----- Provided records -----
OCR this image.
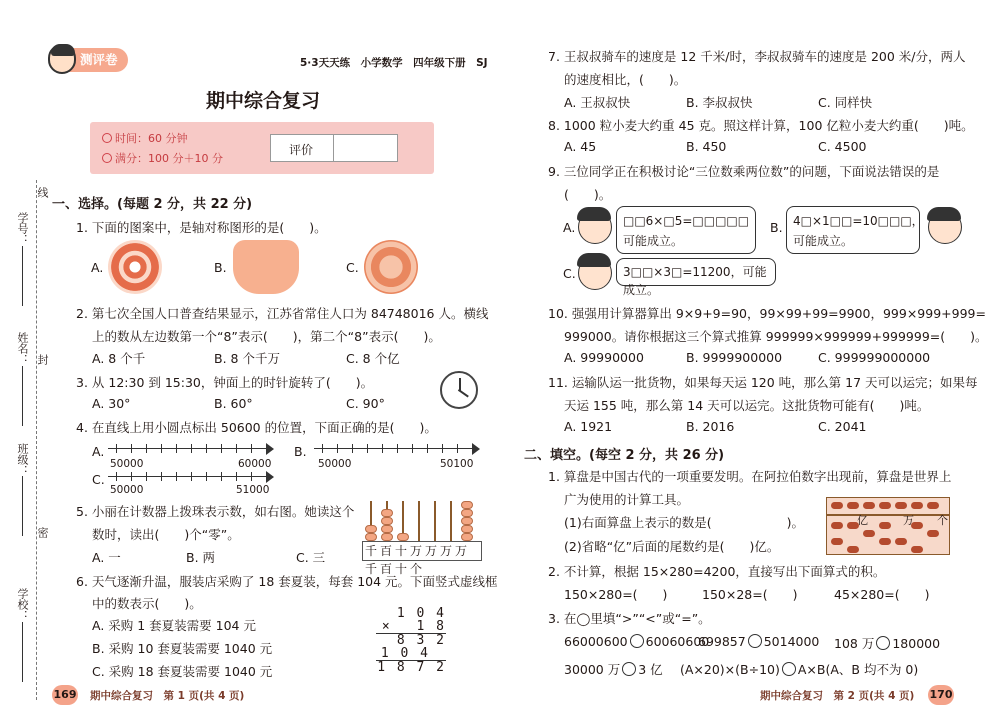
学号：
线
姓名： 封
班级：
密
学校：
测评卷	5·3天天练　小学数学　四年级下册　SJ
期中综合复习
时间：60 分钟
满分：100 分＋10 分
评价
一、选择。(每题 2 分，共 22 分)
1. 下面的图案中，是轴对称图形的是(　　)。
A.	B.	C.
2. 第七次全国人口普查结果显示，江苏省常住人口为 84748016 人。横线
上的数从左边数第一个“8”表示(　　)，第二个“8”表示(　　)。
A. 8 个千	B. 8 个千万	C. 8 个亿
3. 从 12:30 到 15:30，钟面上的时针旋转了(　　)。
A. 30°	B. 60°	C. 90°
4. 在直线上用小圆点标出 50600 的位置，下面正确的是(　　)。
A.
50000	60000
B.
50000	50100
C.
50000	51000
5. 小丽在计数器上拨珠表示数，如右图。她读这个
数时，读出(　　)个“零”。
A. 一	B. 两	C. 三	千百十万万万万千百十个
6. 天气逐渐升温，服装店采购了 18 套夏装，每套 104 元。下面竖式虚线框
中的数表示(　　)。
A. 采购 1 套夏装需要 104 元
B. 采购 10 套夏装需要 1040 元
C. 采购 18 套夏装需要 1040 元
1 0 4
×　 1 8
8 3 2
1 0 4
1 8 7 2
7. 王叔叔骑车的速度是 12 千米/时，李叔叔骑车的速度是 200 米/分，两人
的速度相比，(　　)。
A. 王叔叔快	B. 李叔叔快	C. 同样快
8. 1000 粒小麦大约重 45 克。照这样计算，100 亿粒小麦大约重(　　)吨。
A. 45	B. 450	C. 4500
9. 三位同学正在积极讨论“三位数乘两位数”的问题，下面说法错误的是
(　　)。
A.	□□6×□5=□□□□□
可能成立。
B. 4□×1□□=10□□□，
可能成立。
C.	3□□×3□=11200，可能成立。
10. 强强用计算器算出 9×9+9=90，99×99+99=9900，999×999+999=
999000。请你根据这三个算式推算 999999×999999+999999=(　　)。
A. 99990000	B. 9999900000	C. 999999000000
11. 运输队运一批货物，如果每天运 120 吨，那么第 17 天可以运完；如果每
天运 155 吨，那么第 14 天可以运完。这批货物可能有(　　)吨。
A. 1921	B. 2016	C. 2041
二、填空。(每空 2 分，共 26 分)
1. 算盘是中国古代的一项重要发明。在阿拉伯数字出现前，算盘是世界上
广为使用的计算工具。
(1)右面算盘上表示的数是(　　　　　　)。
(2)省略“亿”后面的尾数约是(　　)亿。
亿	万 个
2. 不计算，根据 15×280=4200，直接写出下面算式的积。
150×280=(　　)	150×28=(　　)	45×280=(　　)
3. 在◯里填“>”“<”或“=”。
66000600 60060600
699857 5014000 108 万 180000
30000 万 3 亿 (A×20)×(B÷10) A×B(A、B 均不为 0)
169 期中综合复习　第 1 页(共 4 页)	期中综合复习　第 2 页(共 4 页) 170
-----
#### Work instructions:
Read the entries and pick out all lines that include the word "期中综合复习".

#### Solution:
期中综合复习
169 期中综合复习　第 1 页(共 4 页)	期中综合复习　第 2 页(共 4 页) 170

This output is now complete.